Go through the listing and copy each line with the string "FUNCTION".

■ LISTED RECORDS
## begin

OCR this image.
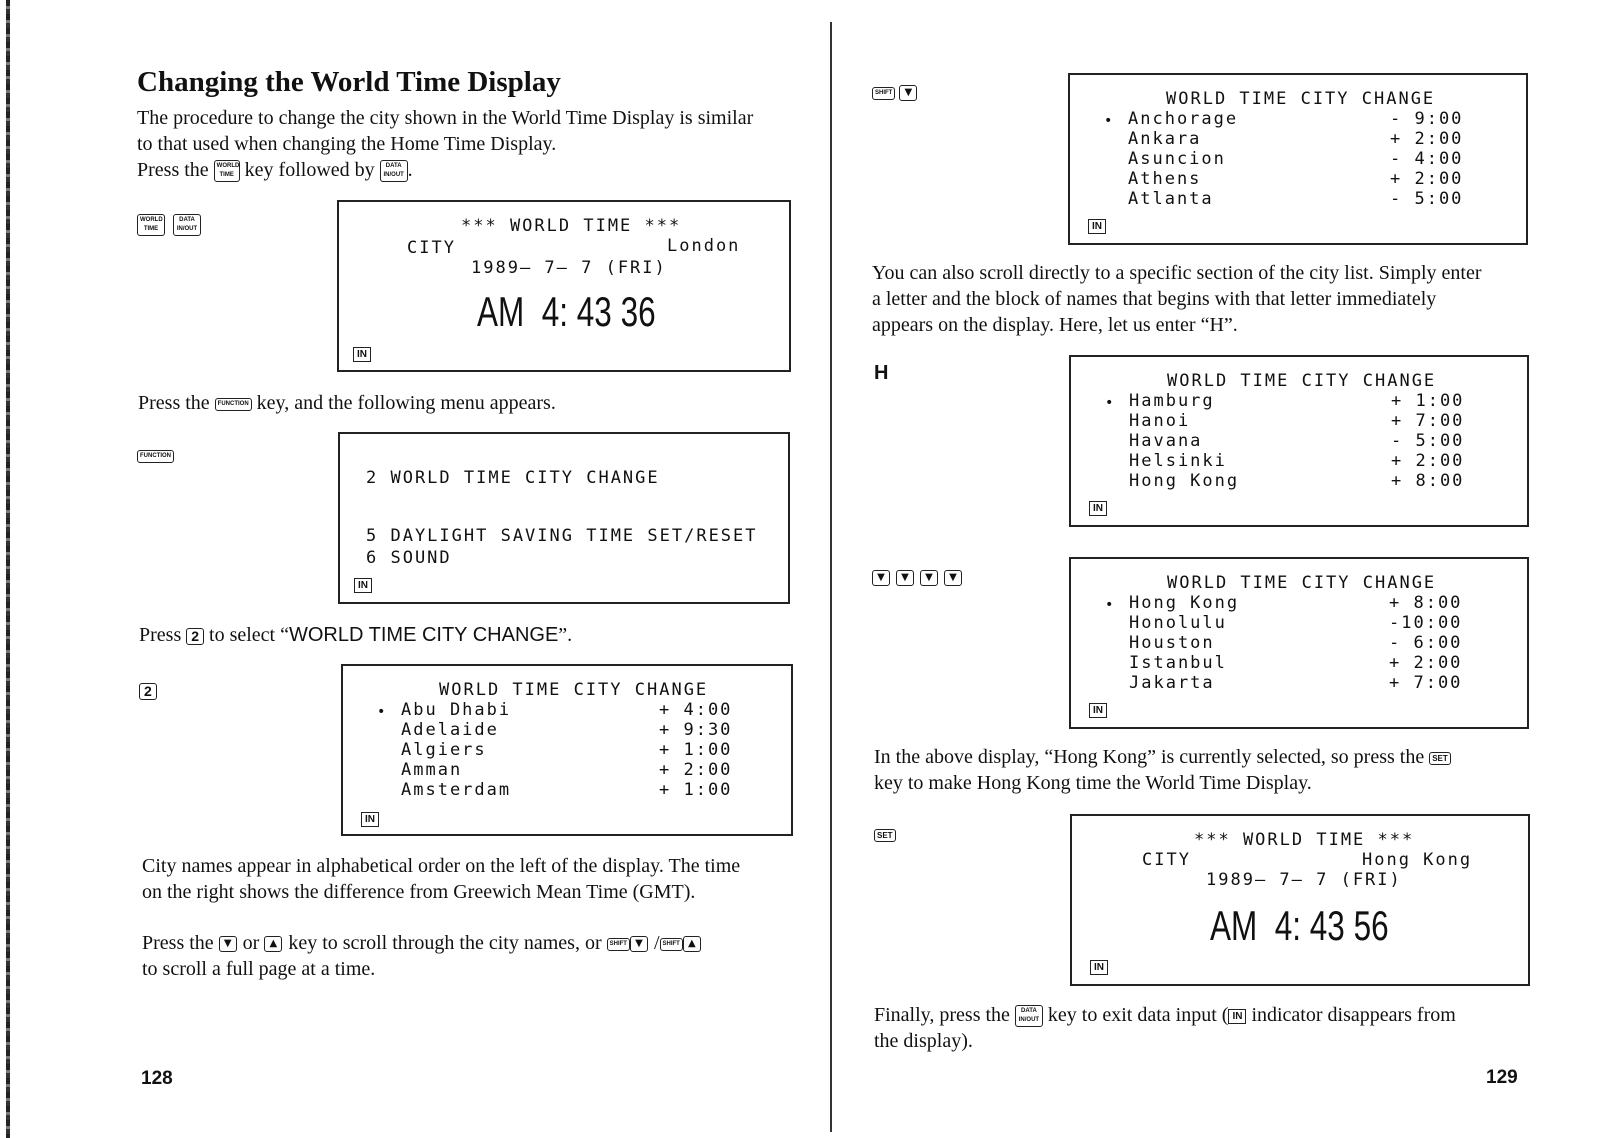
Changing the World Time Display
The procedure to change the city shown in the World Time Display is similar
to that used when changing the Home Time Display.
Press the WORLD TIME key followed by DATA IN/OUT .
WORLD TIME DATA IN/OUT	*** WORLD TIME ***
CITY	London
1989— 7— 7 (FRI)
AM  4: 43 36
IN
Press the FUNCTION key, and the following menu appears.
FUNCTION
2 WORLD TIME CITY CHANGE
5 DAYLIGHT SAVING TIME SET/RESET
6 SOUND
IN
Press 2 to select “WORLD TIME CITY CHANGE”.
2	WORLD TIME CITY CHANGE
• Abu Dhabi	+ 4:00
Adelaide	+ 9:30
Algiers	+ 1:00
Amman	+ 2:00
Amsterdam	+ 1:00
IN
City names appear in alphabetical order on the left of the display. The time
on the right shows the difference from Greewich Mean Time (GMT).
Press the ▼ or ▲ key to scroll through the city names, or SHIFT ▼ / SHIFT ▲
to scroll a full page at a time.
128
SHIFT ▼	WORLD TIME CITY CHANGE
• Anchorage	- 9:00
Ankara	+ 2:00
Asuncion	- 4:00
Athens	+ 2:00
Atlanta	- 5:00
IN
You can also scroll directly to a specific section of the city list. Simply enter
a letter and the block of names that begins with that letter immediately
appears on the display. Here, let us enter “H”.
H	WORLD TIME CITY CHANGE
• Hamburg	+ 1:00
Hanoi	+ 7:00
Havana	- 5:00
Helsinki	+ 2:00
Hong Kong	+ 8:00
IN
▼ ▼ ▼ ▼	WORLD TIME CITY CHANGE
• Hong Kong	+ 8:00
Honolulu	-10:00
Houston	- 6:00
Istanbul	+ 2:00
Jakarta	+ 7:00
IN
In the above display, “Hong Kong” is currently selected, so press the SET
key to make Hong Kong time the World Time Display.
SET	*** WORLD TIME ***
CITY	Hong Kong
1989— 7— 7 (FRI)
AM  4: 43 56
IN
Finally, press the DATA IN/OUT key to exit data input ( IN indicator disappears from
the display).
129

## end

■ RESPONSE TO THIS TASK
Press the FUNCTION key, and the following menu appears.
FUNCTION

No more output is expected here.